*Set problem:*
Below are records to be output exactly, every one of them.
■ ■ ■ ■ ■ ■ ■
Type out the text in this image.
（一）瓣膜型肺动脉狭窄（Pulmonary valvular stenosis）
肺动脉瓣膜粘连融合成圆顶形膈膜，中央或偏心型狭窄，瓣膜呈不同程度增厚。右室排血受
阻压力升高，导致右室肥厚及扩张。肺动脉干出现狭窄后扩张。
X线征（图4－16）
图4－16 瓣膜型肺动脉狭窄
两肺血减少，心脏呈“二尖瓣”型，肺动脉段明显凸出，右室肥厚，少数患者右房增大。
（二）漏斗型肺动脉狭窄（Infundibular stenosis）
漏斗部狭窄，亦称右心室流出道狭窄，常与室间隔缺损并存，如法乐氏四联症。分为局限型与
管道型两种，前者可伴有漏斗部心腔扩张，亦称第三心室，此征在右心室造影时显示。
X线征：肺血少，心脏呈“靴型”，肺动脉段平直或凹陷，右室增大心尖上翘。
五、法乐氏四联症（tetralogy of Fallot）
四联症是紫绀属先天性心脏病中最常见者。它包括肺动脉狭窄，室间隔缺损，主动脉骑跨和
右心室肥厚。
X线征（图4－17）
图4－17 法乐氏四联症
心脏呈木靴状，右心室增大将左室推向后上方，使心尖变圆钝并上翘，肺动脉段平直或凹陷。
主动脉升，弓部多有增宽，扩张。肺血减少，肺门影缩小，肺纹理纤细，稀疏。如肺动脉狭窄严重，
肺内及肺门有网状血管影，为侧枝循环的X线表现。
■ ■ ■ ■ ■ ■ ■
*Result of this task:*
Type out the text in this image.
（一）瓣膜型肺动脉狭窄（Pulmonary valvular stenosis）
肺动脉瓣膜粘连融合成圆顶形膈膜，中央或偏心型狭窄，瓣膜呈不同程度增厚。右室排血受
阻压力升高，导致右室肥厚及扩张。肺动脉干出现狭窄后扩张。
X线征（图4－16）
图4－16 瓣膜型肺动脉狭窄
两肺血减少，心脏呈“二尖瓣”型，肺动脉段明显凸出，右室肥厚，少数患者右房增大。
（二）漏斗型肺动脉狭窄（Infundibular stenosis）
漏斗部狭窄，亦称右心室流出道狭窄，常与室间隔缺损并存，如法乐氏四联症。分为局限型与
管道型两种，前者可伴有漏斗部心腔扩张，亦称第三心室，此征在右心室造影时显示。
X线征：肺血少，心脏呈“靴型”，肺动脉段平直或凹陷，右室增大心尖上翘。
五、法乐氏四联症（tetralogy of Fallot）
四联症是紫绀属先天性心脏病中最常见者。它包括肺动脉狭窄，室间隔缺损，主动脉骑跨和
右心室肥厚。
X线征（图4－17）
图4－17 法乐氏四联症
心脏呈木靴状，右心室增大将左室推向后上方，使心尖变圆钝并上翘，肺动脉段平直或凹陷。
主动脉升，弓部多有增宽，扩张。肺血减少，肺门影缩小，肺纹理纤细，稀疏。如肺动脉狭窄严重，
肺内及肺门有网状血管影，为侧枝循环的X线表现。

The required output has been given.